[start Entries shown]
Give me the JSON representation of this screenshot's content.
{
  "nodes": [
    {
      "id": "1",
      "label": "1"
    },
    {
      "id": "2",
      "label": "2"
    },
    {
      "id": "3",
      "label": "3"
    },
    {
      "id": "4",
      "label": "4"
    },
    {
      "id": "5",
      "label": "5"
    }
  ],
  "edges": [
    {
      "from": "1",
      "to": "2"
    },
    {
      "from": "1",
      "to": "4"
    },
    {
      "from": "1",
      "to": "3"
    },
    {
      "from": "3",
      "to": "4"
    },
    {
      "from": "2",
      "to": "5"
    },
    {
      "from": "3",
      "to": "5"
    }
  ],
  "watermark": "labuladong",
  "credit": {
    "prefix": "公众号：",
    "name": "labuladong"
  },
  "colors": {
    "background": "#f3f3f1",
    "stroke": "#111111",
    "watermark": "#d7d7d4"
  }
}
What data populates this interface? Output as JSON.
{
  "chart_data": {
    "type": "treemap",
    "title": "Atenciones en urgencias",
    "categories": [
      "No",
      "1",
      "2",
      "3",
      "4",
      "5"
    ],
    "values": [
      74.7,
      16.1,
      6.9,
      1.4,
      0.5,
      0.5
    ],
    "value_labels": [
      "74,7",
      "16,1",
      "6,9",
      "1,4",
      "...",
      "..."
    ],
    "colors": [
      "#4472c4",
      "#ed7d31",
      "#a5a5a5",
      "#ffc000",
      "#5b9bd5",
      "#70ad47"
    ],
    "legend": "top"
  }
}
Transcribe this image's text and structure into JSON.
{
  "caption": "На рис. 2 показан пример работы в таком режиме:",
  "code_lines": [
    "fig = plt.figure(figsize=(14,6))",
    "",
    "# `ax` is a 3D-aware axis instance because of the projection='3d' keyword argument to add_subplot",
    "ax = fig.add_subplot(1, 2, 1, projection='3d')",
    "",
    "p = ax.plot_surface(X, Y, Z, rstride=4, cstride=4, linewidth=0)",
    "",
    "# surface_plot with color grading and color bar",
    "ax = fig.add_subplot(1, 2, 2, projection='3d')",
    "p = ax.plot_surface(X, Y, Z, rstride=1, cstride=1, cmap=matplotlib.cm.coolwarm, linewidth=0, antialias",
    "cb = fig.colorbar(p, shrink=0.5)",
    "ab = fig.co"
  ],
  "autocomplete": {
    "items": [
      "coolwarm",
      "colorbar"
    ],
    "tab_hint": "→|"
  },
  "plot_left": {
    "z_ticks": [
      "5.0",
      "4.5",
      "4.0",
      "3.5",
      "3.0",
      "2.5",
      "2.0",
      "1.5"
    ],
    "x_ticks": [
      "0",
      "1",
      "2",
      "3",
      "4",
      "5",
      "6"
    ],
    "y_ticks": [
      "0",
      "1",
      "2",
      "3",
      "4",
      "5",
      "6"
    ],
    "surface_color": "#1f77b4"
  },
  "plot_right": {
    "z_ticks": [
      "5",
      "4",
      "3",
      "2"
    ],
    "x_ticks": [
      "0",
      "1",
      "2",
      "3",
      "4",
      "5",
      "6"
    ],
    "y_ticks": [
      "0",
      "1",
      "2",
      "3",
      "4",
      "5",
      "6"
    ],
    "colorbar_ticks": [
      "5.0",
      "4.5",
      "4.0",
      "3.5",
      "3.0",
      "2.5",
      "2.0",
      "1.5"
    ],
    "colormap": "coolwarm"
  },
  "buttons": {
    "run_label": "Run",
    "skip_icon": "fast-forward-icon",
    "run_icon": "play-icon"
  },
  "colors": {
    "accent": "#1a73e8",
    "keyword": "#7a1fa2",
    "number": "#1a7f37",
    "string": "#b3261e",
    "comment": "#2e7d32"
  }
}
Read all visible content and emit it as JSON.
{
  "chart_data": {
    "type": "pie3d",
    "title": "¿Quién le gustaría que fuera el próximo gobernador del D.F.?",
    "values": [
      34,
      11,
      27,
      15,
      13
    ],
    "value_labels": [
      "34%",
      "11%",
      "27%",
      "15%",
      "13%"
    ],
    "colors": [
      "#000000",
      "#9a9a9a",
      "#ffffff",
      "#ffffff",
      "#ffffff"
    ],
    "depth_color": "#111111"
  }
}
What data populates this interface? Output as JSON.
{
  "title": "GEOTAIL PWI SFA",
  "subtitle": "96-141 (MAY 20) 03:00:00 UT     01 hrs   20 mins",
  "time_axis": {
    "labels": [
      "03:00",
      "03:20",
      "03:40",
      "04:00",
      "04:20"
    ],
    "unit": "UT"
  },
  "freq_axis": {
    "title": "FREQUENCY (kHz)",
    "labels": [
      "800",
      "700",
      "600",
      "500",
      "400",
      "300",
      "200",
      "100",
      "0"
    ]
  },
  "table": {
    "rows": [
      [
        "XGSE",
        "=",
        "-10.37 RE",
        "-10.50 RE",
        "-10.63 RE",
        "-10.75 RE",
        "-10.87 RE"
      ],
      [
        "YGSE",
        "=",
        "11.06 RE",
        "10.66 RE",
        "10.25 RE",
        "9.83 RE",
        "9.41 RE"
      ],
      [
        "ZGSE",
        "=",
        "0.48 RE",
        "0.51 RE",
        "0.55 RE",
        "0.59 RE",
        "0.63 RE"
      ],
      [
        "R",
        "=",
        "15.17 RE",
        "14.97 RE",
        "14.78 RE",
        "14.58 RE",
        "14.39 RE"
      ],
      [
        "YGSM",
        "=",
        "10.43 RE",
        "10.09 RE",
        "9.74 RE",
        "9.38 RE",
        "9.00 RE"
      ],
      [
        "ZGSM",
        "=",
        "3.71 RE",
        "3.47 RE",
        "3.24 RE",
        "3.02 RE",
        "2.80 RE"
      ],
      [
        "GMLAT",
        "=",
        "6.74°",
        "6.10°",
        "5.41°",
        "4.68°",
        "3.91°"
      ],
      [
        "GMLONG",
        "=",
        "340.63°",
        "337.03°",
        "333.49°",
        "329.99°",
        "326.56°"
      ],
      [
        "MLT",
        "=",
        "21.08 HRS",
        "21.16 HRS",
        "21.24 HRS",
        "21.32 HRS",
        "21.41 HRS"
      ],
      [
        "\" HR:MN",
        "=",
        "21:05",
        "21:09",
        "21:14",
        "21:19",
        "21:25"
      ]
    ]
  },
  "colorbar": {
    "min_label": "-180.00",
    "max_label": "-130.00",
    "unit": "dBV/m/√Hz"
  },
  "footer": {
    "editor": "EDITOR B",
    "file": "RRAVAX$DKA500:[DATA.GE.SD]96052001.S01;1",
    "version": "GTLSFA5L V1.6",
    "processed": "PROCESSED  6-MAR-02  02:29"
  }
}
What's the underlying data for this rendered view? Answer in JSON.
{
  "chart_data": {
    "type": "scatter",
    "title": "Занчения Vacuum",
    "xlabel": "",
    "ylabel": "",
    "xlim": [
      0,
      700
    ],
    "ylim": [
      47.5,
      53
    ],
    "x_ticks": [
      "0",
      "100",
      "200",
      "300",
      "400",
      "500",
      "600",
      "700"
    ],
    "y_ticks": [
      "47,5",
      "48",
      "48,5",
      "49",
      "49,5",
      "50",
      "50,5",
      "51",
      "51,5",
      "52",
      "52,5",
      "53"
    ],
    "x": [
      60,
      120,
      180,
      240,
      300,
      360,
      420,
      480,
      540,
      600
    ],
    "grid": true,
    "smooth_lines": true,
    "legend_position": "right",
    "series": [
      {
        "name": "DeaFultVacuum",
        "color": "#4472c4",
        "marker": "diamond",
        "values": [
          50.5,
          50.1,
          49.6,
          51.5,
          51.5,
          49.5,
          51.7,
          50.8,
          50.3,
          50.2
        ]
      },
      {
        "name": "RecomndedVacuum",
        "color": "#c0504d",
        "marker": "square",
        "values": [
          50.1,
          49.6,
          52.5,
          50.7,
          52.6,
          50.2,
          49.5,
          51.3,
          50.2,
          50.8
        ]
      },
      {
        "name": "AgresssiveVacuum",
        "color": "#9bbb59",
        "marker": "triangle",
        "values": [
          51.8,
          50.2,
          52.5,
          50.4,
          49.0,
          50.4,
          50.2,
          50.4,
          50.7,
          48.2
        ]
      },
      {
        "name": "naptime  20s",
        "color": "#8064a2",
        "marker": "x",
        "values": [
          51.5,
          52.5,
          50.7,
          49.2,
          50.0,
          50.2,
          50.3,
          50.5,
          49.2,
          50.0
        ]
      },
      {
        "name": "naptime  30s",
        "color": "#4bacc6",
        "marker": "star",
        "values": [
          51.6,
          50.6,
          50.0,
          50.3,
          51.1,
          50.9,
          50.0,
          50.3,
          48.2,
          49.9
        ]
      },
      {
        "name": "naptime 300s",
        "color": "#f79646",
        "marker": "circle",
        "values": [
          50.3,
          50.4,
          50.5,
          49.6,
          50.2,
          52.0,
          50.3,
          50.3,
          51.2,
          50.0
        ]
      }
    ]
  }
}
[end Entries shown]
**Exercise prompt**:
Return each line that includes "coolwarm".

**Expected answer**:
    "p = ax.plot_surface(X, Y, Z, rstride=1, cstride=1, cmap=matplotlib.cm.coolwarm, linewidth=0, antialias",
      "coolwarm",
    "colormap": "coolwarm"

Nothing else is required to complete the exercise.